BEGIN Listing
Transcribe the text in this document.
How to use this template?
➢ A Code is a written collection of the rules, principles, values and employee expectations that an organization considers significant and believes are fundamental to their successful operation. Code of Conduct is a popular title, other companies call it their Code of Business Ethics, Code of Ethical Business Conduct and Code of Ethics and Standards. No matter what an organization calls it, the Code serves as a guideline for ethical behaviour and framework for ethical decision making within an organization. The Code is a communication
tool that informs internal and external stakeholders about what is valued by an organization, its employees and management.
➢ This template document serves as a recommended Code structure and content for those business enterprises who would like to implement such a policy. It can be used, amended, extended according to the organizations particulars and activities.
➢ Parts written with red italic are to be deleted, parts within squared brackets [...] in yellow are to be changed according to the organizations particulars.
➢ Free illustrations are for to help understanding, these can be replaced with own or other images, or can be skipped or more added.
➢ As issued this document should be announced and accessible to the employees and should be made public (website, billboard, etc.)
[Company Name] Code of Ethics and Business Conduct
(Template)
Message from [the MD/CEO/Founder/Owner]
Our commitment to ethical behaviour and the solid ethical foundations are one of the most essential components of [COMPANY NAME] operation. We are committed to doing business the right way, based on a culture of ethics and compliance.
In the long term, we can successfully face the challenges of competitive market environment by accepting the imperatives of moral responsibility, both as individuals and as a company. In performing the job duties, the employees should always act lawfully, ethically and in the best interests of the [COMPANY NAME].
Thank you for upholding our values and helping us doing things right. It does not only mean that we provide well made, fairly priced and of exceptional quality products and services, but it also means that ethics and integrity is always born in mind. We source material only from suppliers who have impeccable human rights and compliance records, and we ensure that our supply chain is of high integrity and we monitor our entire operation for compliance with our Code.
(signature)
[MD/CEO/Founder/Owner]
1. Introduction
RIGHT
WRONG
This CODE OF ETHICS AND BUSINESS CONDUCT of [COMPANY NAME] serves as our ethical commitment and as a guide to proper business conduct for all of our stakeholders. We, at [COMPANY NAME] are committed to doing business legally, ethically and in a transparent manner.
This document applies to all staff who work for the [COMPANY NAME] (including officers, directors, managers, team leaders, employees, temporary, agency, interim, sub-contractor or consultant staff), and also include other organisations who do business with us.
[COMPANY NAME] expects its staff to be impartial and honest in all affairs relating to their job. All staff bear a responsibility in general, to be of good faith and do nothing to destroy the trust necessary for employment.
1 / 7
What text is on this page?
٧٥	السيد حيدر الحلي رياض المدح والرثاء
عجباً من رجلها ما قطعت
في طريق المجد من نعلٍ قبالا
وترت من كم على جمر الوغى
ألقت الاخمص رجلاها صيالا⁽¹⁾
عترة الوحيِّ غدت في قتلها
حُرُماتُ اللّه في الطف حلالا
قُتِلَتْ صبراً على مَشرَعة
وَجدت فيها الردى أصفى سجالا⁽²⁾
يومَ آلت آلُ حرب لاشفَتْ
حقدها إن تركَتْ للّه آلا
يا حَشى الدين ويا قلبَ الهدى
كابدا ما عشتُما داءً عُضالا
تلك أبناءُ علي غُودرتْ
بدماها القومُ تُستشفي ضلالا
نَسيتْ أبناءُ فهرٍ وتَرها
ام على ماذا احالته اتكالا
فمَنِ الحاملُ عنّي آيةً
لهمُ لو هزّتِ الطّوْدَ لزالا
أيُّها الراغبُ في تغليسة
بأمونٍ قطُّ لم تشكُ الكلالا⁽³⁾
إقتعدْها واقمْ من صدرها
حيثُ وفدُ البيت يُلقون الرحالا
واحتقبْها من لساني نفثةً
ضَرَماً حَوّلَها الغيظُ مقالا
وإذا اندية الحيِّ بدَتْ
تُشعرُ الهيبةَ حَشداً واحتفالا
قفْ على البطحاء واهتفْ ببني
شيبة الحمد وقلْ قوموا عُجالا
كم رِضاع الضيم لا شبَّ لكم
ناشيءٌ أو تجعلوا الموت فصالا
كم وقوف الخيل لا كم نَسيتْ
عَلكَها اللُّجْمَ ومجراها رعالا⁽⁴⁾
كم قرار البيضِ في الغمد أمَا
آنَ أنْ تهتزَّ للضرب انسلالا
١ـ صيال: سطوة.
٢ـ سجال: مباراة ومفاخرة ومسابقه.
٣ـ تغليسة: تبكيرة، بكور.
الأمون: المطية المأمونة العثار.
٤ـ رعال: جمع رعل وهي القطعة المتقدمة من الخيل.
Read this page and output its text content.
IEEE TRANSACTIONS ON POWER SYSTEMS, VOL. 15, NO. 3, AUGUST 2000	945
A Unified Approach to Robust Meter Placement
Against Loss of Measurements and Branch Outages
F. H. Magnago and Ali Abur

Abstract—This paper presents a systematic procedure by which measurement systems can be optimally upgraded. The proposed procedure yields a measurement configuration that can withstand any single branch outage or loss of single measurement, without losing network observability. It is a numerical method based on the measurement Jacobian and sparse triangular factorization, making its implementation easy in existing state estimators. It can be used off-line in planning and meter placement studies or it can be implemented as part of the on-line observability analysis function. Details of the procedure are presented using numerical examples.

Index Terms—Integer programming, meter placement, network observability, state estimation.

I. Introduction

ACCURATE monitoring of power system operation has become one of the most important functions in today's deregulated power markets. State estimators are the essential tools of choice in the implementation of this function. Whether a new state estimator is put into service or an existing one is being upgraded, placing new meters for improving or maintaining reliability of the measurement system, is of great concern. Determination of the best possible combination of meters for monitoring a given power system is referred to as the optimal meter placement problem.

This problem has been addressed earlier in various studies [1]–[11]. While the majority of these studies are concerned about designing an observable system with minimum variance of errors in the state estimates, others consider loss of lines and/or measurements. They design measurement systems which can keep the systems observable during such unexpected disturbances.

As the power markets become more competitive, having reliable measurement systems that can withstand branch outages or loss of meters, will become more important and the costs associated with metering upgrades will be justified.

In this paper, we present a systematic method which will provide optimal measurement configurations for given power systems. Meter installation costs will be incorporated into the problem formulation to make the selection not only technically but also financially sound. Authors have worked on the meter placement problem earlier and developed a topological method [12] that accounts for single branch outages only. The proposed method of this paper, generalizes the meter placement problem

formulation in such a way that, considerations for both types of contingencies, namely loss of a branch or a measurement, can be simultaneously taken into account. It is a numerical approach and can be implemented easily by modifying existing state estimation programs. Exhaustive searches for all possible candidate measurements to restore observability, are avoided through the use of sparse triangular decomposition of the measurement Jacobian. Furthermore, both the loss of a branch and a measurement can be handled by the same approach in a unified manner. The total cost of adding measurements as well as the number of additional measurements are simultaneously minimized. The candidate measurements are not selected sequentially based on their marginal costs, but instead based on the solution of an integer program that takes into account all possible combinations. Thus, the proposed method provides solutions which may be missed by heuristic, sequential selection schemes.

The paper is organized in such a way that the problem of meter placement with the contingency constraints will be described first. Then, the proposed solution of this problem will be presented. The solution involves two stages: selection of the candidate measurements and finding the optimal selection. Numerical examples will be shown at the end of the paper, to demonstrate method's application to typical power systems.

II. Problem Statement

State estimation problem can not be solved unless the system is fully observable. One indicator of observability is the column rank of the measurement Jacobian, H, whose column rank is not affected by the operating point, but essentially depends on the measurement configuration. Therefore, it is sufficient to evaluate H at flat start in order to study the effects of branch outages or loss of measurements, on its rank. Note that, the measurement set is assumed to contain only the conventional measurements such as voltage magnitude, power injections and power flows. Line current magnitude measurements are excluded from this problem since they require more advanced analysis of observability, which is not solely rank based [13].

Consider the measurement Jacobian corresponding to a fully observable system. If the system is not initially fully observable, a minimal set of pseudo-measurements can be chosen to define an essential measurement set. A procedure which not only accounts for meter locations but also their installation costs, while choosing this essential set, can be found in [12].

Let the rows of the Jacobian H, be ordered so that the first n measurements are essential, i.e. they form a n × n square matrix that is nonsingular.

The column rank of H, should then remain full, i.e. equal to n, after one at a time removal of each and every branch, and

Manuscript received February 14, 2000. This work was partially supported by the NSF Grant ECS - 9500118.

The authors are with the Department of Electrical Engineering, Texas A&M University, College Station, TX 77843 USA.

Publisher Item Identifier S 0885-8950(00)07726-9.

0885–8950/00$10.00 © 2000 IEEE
END Listing
Written request: In the listing above, how many lines hold the word "أبناء"? Give the number and nothing more.

Finished exercise: 2